Records about charts and figures
------------------------------

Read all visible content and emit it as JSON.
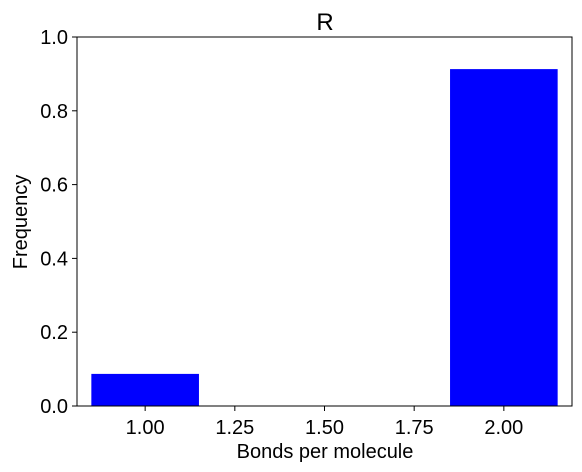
{
  "chart_data": {
    "type": "bar",
    "title": "R",
    "xlabel": "Bonds per molecule",
    "ylabel": "Frequency",
    "x": [
      1.0,
      2.0
    ],
    "values": [
      0.087,
      0.913
    ],
    "bar_width": 0.3,
    "xlim": [
      0.81,
      2.19
    ],
    "ylim": [
      0.0,
      1.0
    ],
    "xticks": [
      1.0,
      1.25,
      1.5,
      1.75,
      2.0
    ],
    "xtick_labels": [
      "1.00",
      "1.25",
      "1.50",
      "1.75",
      "2.00"
    ],
    "yticks": [
      0.0,
      0.2,
      0.4,
      0.6,
      0.8,
      1.0
    ],
    "ytick_labels": [
      "0.0",
      "0.2",
      "0.4",
      "0.6",
      "0.8",
      "1.0"
    ],
    "bar_color": "#0000ff",
    "grid": false,
    "legend": "none"
  }
}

------------------------------

» TASK DIRECTIONS
Working from the material above, transcribe it exactly while omitting pictures.

» THE OUTPUT
Read all visible content and emit it as JSON.
{
  "chart_data": {
    "type": "bar",
    "title": "R",
    "xlabel": "Bonds per molecule",
    "ylabel": "Frequency",
    "x": [
      1.0,
      2.0
    ],
    "values": [
      0.087,
      0.913
    ],
    "bar_width": 0.3,
    "xlim": [
      0.81,
      2.19
    ],
    "ylim": [
      0.0,
      1.0
    ],
    "xticks": [
      1.0,
      1.25,
      1.5,
      1.75,
      2.0
    ],
    "xtick_labels": [
      "1.00",
      "1.25",
      "1.50",
      "1.75",
      "2.00"
    ],
    "yticks": [
      0.0,
      0.2,
      0.4,
      0.6,
      0.8,
      1.0
    ],
    "ytick_labels": [
      "0.0",
      "0.2",
      "0.4",
      "0.6",
      "0.8",
      "1.0"
    ],
    "bar_color": "#0000ff",
    "grid": false,
    "legend": "none"
  }
}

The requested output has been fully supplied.